__Stored rows__:
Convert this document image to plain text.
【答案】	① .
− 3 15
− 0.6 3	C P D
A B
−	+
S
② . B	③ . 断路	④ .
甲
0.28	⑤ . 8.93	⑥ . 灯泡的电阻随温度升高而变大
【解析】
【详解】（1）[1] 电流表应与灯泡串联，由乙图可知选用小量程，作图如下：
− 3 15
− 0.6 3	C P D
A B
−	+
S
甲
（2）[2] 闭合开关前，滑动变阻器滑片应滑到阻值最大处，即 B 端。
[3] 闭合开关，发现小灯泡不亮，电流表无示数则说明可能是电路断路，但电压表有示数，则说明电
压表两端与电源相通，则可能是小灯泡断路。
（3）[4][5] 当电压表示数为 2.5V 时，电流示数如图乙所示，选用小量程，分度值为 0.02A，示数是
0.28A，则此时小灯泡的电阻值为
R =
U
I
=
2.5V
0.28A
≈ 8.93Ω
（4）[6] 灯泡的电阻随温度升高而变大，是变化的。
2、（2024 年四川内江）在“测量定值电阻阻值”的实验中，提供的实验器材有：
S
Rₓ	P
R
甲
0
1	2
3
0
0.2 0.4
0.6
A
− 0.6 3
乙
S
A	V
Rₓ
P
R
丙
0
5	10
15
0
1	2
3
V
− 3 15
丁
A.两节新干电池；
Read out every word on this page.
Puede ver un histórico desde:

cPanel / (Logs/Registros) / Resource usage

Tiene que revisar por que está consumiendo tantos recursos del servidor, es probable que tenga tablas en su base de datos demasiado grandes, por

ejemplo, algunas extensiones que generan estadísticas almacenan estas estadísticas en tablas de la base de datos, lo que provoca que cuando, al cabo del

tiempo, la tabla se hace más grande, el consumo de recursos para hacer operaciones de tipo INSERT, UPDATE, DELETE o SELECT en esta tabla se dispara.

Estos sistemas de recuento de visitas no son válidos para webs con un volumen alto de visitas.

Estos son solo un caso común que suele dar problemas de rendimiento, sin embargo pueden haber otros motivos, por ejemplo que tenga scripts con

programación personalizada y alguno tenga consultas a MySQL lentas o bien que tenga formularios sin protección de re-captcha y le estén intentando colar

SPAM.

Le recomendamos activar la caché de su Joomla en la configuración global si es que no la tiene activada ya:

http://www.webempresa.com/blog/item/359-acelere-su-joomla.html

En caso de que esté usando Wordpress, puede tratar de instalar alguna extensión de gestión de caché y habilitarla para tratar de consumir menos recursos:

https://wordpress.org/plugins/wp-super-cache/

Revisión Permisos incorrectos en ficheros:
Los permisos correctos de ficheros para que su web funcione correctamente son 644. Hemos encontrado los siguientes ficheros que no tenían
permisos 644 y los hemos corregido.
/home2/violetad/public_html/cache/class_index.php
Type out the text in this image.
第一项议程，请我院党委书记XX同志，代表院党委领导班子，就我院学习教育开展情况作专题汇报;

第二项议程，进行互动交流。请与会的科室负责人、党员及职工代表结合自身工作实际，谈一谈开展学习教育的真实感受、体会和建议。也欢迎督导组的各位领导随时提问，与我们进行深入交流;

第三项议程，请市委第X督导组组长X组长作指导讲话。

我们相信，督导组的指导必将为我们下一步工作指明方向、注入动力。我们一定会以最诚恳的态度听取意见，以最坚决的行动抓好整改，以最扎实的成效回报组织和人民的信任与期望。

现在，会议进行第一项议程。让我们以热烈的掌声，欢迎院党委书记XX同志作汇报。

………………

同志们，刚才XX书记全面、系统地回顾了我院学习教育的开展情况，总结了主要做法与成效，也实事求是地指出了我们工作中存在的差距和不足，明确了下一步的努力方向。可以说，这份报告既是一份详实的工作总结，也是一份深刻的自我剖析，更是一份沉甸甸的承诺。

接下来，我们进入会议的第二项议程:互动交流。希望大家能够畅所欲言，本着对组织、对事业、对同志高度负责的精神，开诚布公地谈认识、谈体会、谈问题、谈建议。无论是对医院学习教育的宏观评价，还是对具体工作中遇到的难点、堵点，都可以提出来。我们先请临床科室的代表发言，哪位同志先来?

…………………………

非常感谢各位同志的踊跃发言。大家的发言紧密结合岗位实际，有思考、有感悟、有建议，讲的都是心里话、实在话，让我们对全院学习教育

__Given exercise__: For this exercise, gather every line of the data that contains the word "灯泡的电阻随温度升高而变大".

__The reply__:
0.28	⑤ . 8.93	⑥ . 灯泡的电阻随温度升高而变大
（4）[6] 灯泡的电阻随温度升高而变大，是变化的。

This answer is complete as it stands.